REQUIREMENT:
Copy the records below exactly as they are written.

Start RECORDS FOR PROCESSING

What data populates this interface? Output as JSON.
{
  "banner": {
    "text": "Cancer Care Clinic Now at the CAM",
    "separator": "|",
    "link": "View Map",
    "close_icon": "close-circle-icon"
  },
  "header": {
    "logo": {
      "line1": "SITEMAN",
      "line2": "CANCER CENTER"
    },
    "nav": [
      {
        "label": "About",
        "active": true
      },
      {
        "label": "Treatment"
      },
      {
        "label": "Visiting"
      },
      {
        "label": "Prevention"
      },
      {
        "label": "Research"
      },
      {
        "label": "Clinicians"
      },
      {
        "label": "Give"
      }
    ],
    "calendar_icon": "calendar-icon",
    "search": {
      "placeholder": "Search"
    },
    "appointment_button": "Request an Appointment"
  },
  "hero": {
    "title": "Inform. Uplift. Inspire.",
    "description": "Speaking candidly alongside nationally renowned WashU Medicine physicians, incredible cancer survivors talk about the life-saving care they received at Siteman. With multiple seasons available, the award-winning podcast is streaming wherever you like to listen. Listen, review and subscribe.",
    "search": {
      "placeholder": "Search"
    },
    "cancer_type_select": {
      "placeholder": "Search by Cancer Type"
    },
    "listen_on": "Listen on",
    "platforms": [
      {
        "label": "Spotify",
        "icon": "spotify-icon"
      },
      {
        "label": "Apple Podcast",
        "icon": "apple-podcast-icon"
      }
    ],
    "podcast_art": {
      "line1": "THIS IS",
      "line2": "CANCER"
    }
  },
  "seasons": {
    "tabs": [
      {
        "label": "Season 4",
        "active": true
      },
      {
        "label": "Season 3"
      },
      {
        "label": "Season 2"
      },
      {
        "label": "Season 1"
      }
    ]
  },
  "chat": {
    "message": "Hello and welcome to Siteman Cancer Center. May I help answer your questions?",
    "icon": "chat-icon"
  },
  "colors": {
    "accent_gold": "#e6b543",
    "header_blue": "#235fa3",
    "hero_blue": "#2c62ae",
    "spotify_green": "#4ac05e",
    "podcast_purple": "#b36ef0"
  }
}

End RECORDS FOR PROCESSING

EXPECTED ANSWER:
What data populates this interface? Output as JSON.
{
  "banner": {
    "text": "Cancer Care Clinic Now at the CAM",
    "separator": "|",
    "link": "View Map",
    "close_icon": "close-circle-icon"
  },
  "header": {
    "logo": {
      "line1": "SITEMAN",
      "line2": "CANCER CENTER"
    },
    "nav": [
      {
        "label": "About",
        "active": true
      },
      {
        "label": "Treatment"
      },
      {
        "label": "Visiting"
      },
      {
        "label": "Prevention"
      },
      {
        "label": "Research"
      },
      {
        "label": "Clinicians"
      },
      {
        "label": "Give"
      }
    ],
    "calendar_icon": "calendar-icon",
    "search": {
      "placeholder": "Search"
    },
    "appointment_button": "Request an Appointment"
  },
  "hero": {
    "title": "Inform. Uplift. Inspire.",
    "description": "Speaking candidly alongside nationally renowned WashU Medicine physicians, incredible cancer survivors talk about the life-saving care they received at Siteman. With multiple seasons available, the award-winning podcast is streaming wherever you like to listen. Listen, review and subscribe.",
    "search": {
      "placeholder": "Search"
    },
    "cancer_type_select": {
      "placeholder": "Search by Cancer Type"
    },
    "listen_on": "Listen on",
    "platforms": [
      {
        "label": "Spotify",
        "icon": "spotify-icon"
      },
      {
        "label": "Apple Podcast",
        "icon": "apple-podcast-icon"
      }
    ],
    "podcast_art": {
      "line1": "THIS IS",
      "line2": "CANCER"
    }
  },
  "seasons": {
    "tabs": [
      {
        "label": "Season 4",
        "active": true
      },
      {
        "label": "Season 3"
      },
      {
        "label": "Season 2"
      },
      {
        "label": "Season 1"
      }
    ]
  },
  "chat": {
    "message": "Hello and welcome to Siteman Cancer Center. May I help answer your questions?",
    "icon": "chat-icon"
  },
  "colors": {
    "accent_gold": "#e6b543",
    "header_blue": "#235fa3",
    "hero_blue": "#2c62ae",
    "spotify_green": "#4ac05e",
    "podcast_purple": "#b36ef0"
  }
}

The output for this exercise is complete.